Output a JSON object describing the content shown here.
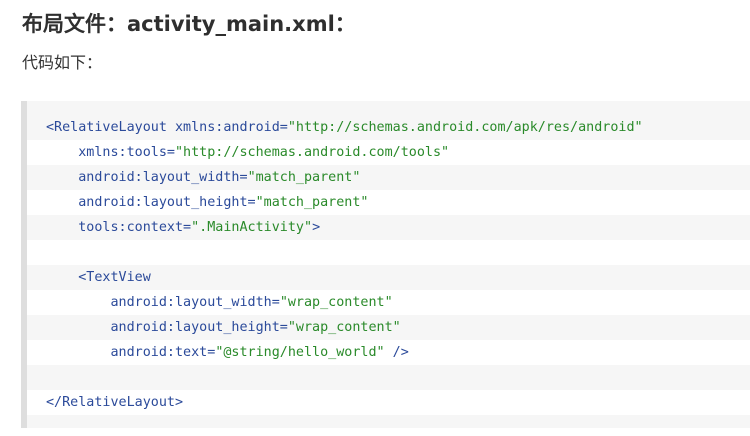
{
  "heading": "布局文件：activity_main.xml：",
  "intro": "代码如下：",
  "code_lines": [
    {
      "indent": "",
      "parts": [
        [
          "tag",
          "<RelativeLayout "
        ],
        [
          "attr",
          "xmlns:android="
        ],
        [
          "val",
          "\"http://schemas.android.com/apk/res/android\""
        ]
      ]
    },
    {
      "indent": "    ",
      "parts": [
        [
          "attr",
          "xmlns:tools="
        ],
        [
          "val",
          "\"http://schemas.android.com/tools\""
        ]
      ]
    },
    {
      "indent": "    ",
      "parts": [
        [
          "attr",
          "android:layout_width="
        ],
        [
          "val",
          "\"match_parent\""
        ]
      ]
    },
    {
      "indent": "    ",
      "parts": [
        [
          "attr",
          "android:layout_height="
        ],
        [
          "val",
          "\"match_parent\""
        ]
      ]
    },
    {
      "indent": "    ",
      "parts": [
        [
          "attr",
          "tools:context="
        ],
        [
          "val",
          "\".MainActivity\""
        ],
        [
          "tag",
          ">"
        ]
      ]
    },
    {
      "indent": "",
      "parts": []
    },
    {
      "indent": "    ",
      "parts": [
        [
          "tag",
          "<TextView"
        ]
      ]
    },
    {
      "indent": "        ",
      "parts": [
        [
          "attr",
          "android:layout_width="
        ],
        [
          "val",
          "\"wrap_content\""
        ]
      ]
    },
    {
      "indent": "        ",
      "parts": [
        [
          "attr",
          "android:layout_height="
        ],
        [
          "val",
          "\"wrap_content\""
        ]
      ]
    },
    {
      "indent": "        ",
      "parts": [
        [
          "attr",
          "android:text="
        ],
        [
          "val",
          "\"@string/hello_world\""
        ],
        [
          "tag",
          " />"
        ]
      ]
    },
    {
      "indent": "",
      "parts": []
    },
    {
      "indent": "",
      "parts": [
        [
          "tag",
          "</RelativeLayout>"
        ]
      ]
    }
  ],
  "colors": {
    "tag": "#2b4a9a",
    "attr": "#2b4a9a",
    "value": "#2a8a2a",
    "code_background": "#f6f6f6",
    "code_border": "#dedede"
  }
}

...

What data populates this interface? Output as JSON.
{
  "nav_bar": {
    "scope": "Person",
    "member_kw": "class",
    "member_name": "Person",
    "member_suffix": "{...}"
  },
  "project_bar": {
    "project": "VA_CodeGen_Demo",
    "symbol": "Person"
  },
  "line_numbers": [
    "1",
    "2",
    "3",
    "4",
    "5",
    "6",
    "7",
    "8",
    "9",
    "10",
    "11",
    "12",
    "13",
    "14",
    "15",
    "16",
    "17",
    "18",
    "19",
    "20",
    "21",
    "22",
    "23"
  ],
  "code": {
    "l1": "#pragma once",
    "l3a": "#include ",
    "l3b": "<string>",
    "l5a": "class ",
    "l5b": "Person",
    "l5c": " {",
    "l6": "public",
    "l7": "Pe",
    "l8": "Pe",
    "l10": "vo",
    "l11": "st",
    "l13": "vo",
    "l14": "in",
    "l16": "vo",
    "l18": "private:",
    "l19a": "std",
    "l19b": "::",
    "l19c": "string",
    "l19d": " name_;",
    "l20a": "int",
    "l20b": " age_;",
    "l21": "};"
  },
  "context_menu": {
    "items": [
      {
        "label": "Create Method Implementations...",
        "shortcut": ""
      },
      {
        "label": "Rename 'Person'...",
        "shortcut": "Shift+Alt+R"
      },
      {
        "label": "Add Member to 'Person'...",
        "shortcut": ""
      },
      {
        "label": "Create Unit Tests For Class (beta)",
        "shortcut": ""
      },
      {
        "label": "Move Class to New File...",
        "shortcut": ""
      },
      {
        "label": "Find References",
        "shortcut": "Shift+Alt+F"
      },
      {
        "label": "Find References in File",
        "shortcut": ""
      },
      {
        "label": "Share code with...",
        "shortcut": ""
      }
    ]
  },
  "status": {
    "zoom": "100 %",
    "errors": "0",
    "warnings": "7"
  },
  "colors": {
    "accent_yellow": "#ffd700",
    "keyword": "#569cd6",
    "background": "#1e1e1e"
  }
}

§ **PROBLEM DETAILS**
For the string "android", count the lines of the entries above that include it; answer with the number only.

§ **RESPONSE TO THE TASK**
8